= TASK OBJECTIVE =
Quote, without change, all of the lines that follow.

Data items:

----------------------------------------

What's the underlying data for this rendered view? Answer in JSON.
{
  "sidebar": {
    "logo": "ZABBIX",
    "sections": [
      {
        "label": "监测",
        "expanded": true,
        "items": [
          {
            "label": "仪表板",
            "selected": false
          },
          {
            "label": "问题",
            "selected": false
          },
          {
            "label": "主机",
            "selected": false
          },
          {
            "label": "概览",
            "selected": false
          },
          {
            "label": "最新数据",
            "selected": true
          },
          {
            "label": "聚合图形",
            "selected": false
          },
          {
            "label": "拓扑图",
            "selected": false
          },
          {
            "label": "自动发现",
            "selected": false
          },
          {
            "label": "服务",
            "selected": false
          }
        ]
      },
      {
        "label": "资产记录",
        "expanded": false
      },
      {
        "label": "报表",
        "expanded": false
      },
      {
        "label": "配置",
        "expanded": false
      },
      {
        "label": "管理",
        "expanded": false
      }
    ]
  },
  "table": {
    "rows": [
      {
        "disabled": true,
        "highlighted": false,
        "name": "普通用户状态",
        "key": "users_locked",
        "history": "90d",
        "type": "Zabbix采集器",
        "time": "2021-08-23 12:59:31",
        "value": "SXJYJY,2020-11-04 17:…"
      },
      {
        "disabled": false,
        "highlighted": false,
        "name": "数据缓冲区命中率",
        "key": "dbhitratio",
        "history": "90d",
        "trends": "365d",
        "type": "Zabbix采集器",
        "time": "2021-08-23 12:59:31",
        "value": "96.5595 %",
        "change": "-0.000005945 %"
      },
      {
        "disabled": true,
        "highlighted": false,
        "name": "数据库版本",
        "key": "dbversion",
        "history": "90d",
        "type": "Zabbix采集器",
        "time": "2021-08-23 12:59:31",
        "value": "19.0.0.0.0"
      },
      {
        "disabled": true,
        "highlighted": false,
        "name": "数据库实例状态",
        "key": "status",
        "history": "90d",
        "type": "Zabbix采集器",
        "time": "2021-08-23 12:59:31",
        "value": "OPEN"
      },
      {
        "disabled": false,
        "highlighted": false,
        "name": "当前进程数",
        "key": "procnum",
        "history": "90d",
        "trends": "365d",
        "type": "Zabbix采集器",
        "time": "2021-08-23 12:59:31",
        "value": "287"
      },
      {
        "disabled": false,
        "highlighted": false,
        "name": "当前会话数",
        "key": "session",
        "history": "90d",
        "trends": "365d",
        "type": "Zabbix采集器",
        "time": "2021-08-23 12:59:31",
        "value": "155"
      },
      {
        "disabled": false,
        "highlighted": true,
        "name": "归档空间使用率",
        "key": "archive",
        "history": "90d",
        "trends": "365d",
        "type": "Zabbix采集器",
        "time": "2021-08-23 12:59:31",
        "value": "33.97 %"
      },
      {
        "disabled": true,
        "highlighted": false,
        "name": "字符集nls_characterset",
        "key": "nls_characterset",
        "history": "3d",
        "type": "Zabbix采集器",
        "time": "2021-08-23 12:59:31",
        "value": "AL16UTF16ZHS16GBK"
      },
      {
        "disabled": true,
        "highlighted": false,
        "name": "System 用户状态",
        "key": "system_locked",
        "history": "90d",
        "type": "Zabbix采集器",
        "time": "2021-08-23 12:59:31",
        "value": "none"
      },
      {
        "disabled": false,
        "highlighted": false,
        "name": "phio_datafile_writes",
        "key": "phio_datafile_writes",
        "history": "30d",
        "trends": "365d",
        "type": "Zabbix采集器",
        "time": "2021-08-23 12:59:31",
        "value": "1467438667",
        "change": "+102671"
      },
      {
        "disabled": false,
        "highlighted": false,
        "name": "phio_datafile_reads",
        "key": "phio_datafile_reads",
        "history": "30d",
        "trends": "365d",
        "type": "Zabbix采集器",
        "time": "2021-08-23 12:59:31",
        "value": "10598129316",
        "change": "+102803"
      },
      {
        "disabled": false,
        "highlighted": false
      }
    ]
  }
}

----------------------------------------

= REPLY =
What's the underlying data for this rendered view? Answer in JSON.
{
  "sidebar": {
    "logo": "ZABBIX",
    "sections": [
      {
        "label": "监测",
        "expanded": true,
        "items": [
          {
            "label": "仪表板",
            "selected": false
          },
          {
            "label": "问题",
            "selected": false
          },
          {
            "label": "主机",
            "selected": false
          },
          {
            "label": "概览",
            "selected": false
          },
          {
            "label": "最新数据",
            "selected": true
          },
          {
            "label": "聚合图形",
            "selected": false
          },
          {
            "label": "拓扑图",
            "selected": false
          },
          {
            "label": "自动发现",
            "selected": false
          },
          {
            "label": "服务",
            "selected": false
          }
        ]
      },
      {
        "label": "资产记录",
        "expanded": false
      },
      {
        "label": "报表",
        "expanded": false
      },
      {
        "label": "配置",
        "expanded": false
      },
      {
        "label": "管理",
        "expanded": false
      }
    ]
  },
  "table": {
    "rows": [
      {
        "disabled": true,
        "highlighted": false,
        "name": "普通用户状态",
        "key": "users_locked",
        "history": "90d",
        "type": "Zabbix采集器",
        "time": "2021-08-23 12:59:31",
        "value": "SXJYJY,2020-11-04 17:…"
      },
      {
        "disabled": false,
        "highlighted": false,
        "name": "数据缓冲区命中率",
        "key": "dbhitratio",
        "history": "90d",
        "trends": "365d",
        "type": "Zabbix采集器",
        "time": "2021-08-23 12:59:31",
        "value": "96.5595 %",
        "change": "-0.000005945 %"
      },
      {
        "disabled": true,
        "highlighted": false,
        "name": "数据库版本",
        "key": "dbversion",
        "history": "90d",
        "type": "Zabbix采集器",
        "time": "2021-08-23 12:59:31",
        "value": "19.0.0.0.0"
      },
      {
        "disabled": true,
        "highlighted": false,
        "name": "数据库实例状态",
        "key": "status",
        "history": "90d",
        "type": "Zabbix采集器",
        "time": "2021-08-23 12:59:31",
        "value": "OPEN"
      },
      {
        "disabled": false,
        "highlighted": false,
        "name": "当前进程数",
        "key": "procnum",
        "history": "90d",
        "trends": "365d",
        "type": "Zabbix采集器",
        "time": "2021-08-23 12:59:31",
        "value": "287"
      },
      {
        "disabled": false,
        "highlighted": false,
        "name": "当前会话数",
        "key": "session",
        "history": "90d",
        "trends": "365d",
        "type": "Zabbix采集器",
        "time": "2021-08-23 12:59:31",
        "value": "155"
      },
      {
        "disabled": false,
        "highlighted": true,
        "name": "归档空间使用率",
        "key": "archive",
        "history": "90d",
        "trends": "365d",
        "type": "Zabbix采集器",
        "time": "2021-08-23 12:59:31",
        "value": "33.97 %"
      },
      {
        "disabled": true,
        "highlighted": false,
        "name": "字符集nls_characterset",
        "key": "nls_characterset",
        "history": "3d",
        "type": "Zabbix采集器",
        "time": "2021-08-23 12:59:31",
        "value": "AL16UTF16ZHS16GBK"
      },
      {
        "disabled": true,
        "highlighted": false,
        "name": "System 用户状态",
        "key": "system_locked",
        "history": "90d",
        "type": "Zabbix采集器",
        "time": "2021-08-23 12:59:31",
        "value": "none"
      },
      {
        "disabled": false,
        "highlighted": false,
        "name": "phio_datafile_writes",
        "key": "phio_datafile_writes",
        "history": "30d",
        "trends": "365d",
        "type": "Zabbix采集器",
        "time": "2021-08-23 12:59:31",
        "value": "1467438667",
        "change": "+102671"
      },
      {
        "disabled": false,
        "highlighted": false,
        "name": "phio_datafile_reads",
        "key": "phio_datafile_reads",
        "history": "30d",
        "trends": "365d",
        "type": "Zabbix采集器",
        "time": "2021-08-23 12:59:31",
        "value": "10598129316",
        "change": "+102803"
      },
      {
        "disabled": false,
        "highlighted": false
      }
    ]
  }
}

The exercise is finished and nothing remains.